Problem statement
Return a copy of each line that holds the string "TetherUS".

Extracts from a graphics dataset
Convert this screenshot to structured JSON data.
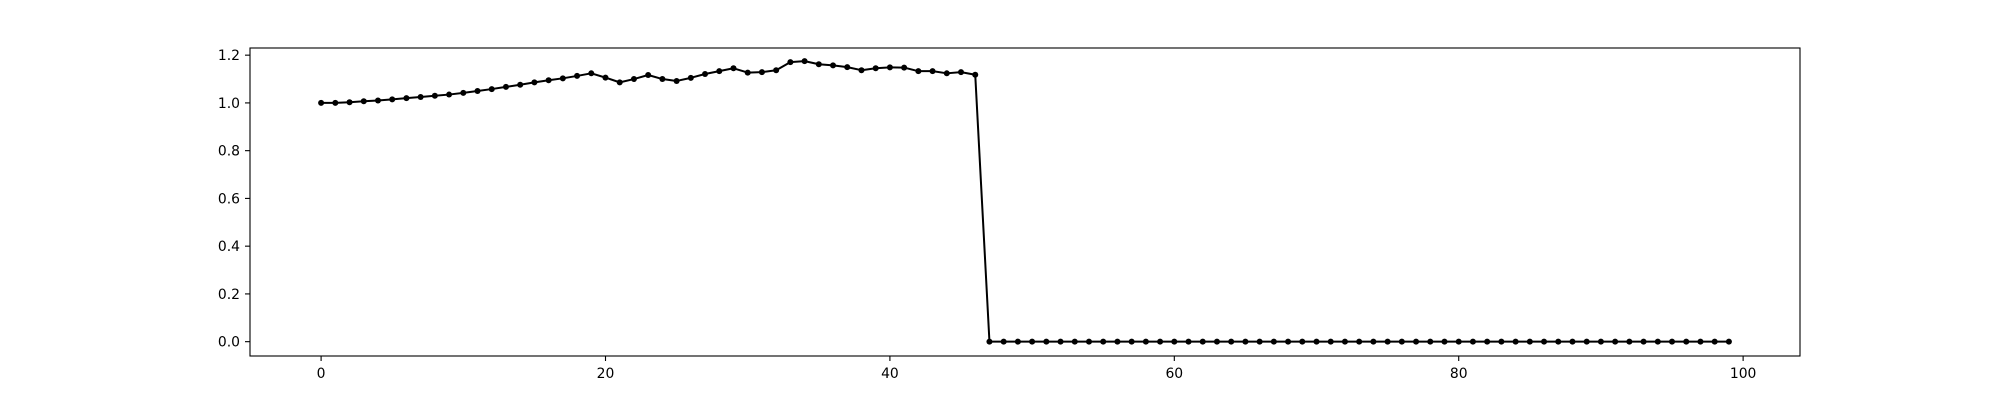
{
  "chart_data": {
    "type": "line",
    "title": "",
    "xlabel": "",
    "ylabel": "",
    "xlim": [
      -5,
      104
    ],
    "ylim": [
      -0.06,
      1.23
    ],
    "x_ticks": [
      0,
      20,
      40,
      60,
      80,
      100
    ],
    "x_tick_labels": [
      "0",
      "20",
      "40",
      "60",
      "80",
      "100"
    ],
    "y_ticks": [
      0.0,
      0.2,
      0.4,
      0.6,
      0.8,
      1.0,
      1.2
    ],
    "y_tick_labels": [
      "0.0",
      "0.2",
      "0.4",
      "0.6",
      "0.8",
      "1.0",
      "1.2"
    ],
    "grid": false,
    "legend": "none",
    "line_color": "#000000",
    "marker": "circle",
    "series": [
      {
        "x": [
          0,
          1,
          2,
          3,
          4,
          5,
          6,
          7,
          8,
          9,
          10,
          11,
          12,
          13,
          14,
          15,
          16,
          17,
          18,
          19,
          20,
          21,
          22,
          23,
          24,
          25,
          26,
          27,
          28,
          29,
          30,
          31,
          32,
          33,
          34,
          35,
          36,
          37,
          38,
          39,
          40,
          41,
          42,
          43,
          44,
          45,
          46,
          47,
          48,
          49,
          50,
          51,
          52,
          53,
          54,
          55,
          56,
          57,
          58,
          59,
          60,
          61,
          62,
          63,
          64,
          65,
          66,
          67,
          68,
          69,
          70,
          71,
          72,
          73,
          74,
          75,
          76,
          77,
          78,
          79,
          80,
          81,
          82,
          83,
          84,
          85,
          86,
          87,
          88,
          89,
          90,
          91,
          92,
          93,
          94,
          95,
          96,
          97,
          98,
          99
        ],
        "values": [
          1.0,
          1.0,
          1.003,
          1.007,
          1.01,
          1.015,
          1.02,
          1.025,
          1.03,
          1.035,
          1.042,
          1.05,
          1.058,
          1.067,
          1.076,
          1.086,
          1.095,
          1.103,
          1.113,
          1.124,
          1.106,
          1.086,
          1.1,
          1.117,
          1.1,
          1.092,
          1.105,
          1.121,
          1.133,
          1.145,
          1.127,
          1.129,
          1.137,
          1.171,
          1.175,
          1.162,
          1.157,
          1.15,
          1.137,
          1.145,
          1.149,
          1.148,
          1.133,
          1.133,
          1.124,
          1.129,
          1.118,
          0.0,
          0.0,
          0.0,
          0.0,
          0.0,
          0.0,
          0.0,
          0.0,
          0.0,
          0.0,
          0.0,
          0.0,
          0.0,
          0.0,
          0.0,
          0.0,
          0.0,
          0.0,
          0.0,
          0.0,
          0.0,
          0.0,
          0.0,
          0.0,
          0.0,
          0.0,
          0.0,
          0.0,
          0.0,
          0.0,
          0.0,
          0.0,
          0.0,
          0.0,
          0.0,
          0.0,
          0.0,
          0.0,
          0.0,
          0.0,
          0.0,
          0.0,
          0.0,
          0.0,
          0.0,
          0.0,
          0.0,
          0.0,
          0.0,
          0.0,
          0.0,
          0.0,
          0.0
        ]
      }
    ]
  }
}
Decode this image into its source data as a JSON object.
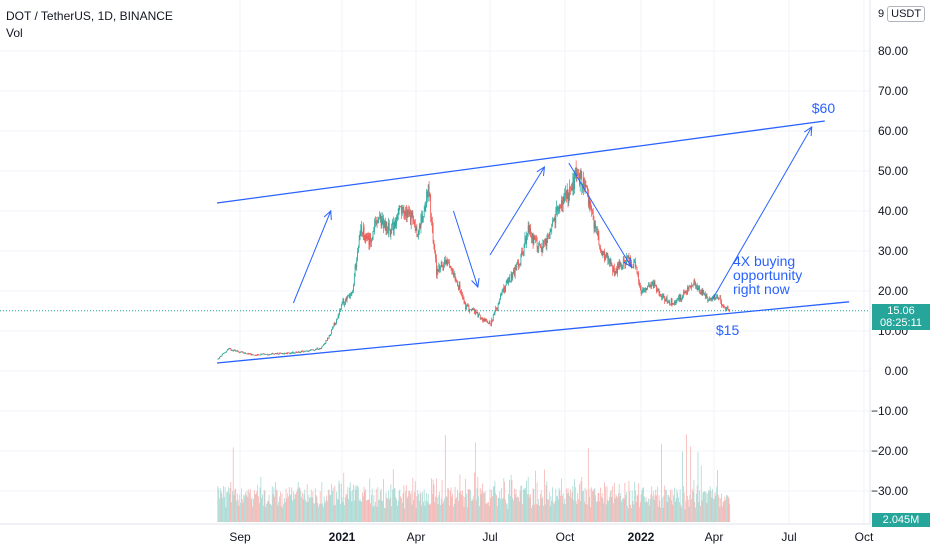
{
  "header": {
    "symbol_line": "DOT / TetherUS, 1D, BINANCE",
    "indicator": "Vol"
  },
  "currency_badge": "USDT",
  "currency_badge_prefix": "9",
  "price_tag": {
    "value": "15.06",
    "countdown": "08:25:11"
  },
  "volume_tag": "2.045M",
  "colors": {
    "up": "#26a69a",
    "down": "#ef5350",
    "up_vol": "#a8dbd5",
    "down_vol": "#f6b6b4",
    "drawing": "#2962ff",
    "last_price_line": "#26a69a",
    "grid": "#f0f3fa"
  },
  "chart_data": {
    "type": "candlestick",
    "title": "DOT / TetherUS, 1D, BINANCE",
    "ylim": [
      -35,
      90
    ],
    "y_ticks": [
      "80.00",
      "70.00",
      "60.00",
      "50.00",
      "40.00",
      "30.00",
      "20.00",
      "10.00",
      "0.00",
      "−10.00",
      "−20.00",
      "−30.00"
    ],
    "y_tick_values": [
      80,
      70,
      60,
      50,
      40,
      30,
      20,
      10,
      0,
      -10,
      -20,
      -30
    ],
    "x_ticks": [
      {
        "label": "Sep",
        "bold": false
      },
      {
        "label": "2021",
        "bold": true
      },
      {
        "label": "Apr",
        "bold": false
      },
      {
        "label": "Jul",
        "bold": false
      },
      {
        "label": "Oct",
        "bold": false
      },
      {
        "label": "2022",
        "bold": true
      },
      {
        "label": "Apr",
        "bold": false
      },
      {
        "label": "Jul",
        "bold": false
      },
      {
        "label": "Oct",
        "bold": false
      }
    ],
    "price_path": {
      "dates": [
        "2020-08-19",
        "2020-09-01",
        "2020-10-01",
        "2020-11-15",
        "2020-12-10",
        "2020-12-25",
        "2021-01-03",
        "2021-01-10",
        "2021-01-20",
        "2021-02-01",
        "2021-02-10",
        "2021-02-20",
        "2021-03-05",
        "2021-03-20",
        "2021-04-01",
        "2021-04-15",
        "2021-04-22",
        "2021-05-05",
        "2021-05-15",
        "2021-05-25",
        "2021-06-05",
        "2021-06-20",
        "2021-06-30",
        "2021-07-10",
        "2021-07-21",
        "2021-08-05",
        "2021-08-25",
        "2021-09-05",
        "2021-09-20",
        "2021-10-01",
        "2021-10-10",
        "2021-10-25",
        "2021-11-04",
        "2021-11-15",
        "2021-11-25",
        "2021-12-05",
        "2021-12-20",
        "2022-01-05",
        "2022-01-15",
        "2022-01-22",
        "2022-02-05",
        "2022-02-20",
        "2022-03-05",
        "2022-03-15",
        "2022-03-28",
        "2022-04-05",
        "2022-04-15",
        "2022-04-25",
        "2022-05-05",
        "2022-05-11"
      ],
      "close": [
        3.0,
        5.5,
        4.0,
        4.5,
        5.0,
        6.0,
        8.5,
        12.0,
        17.0,
        20.0,
        36.0,
        32.0,
        38.0,
        35.0,
        40.0,
        38.0,
        34.0,
        45.0,
        25.0,
        27.0,
        25.0,
        16.0,
        15.0,
        13.0,
        12.0,
        20.0,
        27.0,
        35.0,
        30.0,
        33.0,
        40.0,
        44.0,
        50.0,
        45.0,
        37.0,
        30.0,
        25.0,
        28.0,
        26.0,
        20.0,
        22.0,
        18.0,
        17.0,
        19.0,
        22.0,
        20.0,
        18.0,
        19.0,
        15.5,
        15.06
      ]
    },
    "volume_scale_max": 6.0,
    "last_price": 15.06,
    "trendlines": [
      {
        "name": "upper-channel-line",
        "from": {
          "date": "2020-08-18",
          "price": 42
        },
        "to": {
          "date": "2022-09-05",
          "price": 62.5
        }
      },
      {
        "name": "lower-channel-line",
        "from": {
          "date": "2020-08-18",
          "price": 2
        },
        "to": {
          "date": "2022-10-05",
          "price": 17.3
        }
      }
    ],
    "arrows": [
      {
        "name": "arrow-up-1",
        "from": {
          "date": "2020-11-20",
          "price": 17
        },
        "to": {
          "date": "2021-01-05",
          "price": 40
        }
      },
      {
        "name": "arrow-down-1",
        "from": {
          "date": "2021-06-05",
          "price": 40
        },
        "to": {
          "date": "2021-07-05",
          "price": 21
        }
      },
      {
        "name": "arrow-up-2",
        "from": {
          "date": "2021-07-20",
          "price": 29
        },
        "to": {
          "date": "2021-09-25",
          "price": 51
        }
      },
      {
        "name": "arrow-down-2",
        "from": {
          "date": "2021-10-25",
          "price": 52
        },
        "to": {
          "date": "2022-01-10",
          "price": 26
        }
      },
      {
        "name": "arrow-up-3",
        "from": {
          "date": "2022-04-20",
          "price": 18
        },
        "to": {
          "date": "2022-08-20",
          "price": 61
        }
      }
    ],
    "annotations": [
      {
        "name": "target-label",
        "text": "$60",
        "date": "2022-08-20",
        "price": 64.5
      },
      {
        "name": "support-label",
        "text": "$15",
        "date": "2022-04-24",
        "price": 9.0
      },
      {
        "name": "note-line-1",
        "text": "4X buying",
        "date": "2022-05-15",
        "price": 26.2
      },
      {
        "name": "note-line-2",
        "text": "opportunity",
        "date": "2022-05-15",
        "price": 22.7
      },
      {
        "name": "note-line-3",
        "text": "right now",
        "date": "2022-05-15",
        "price": 19.3
      }
    ]
  }
}
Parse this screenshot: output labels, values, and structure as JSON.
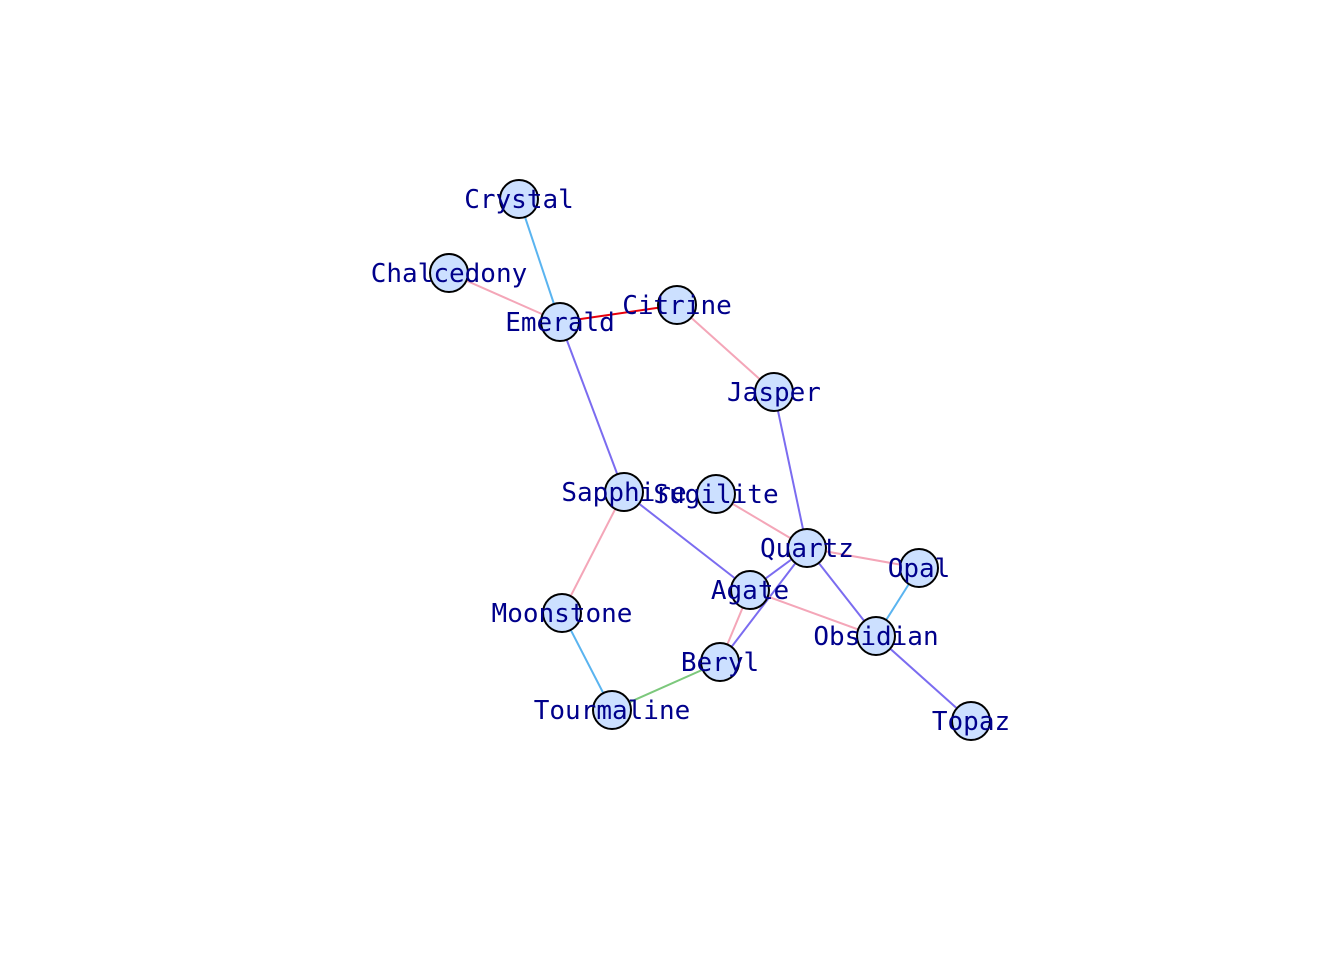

Exercise result
    "symbol_line": "DOT / TetherUS, 1D, BINANCE",
    "title": "DOT / TetherUS, 1D, BINANCE",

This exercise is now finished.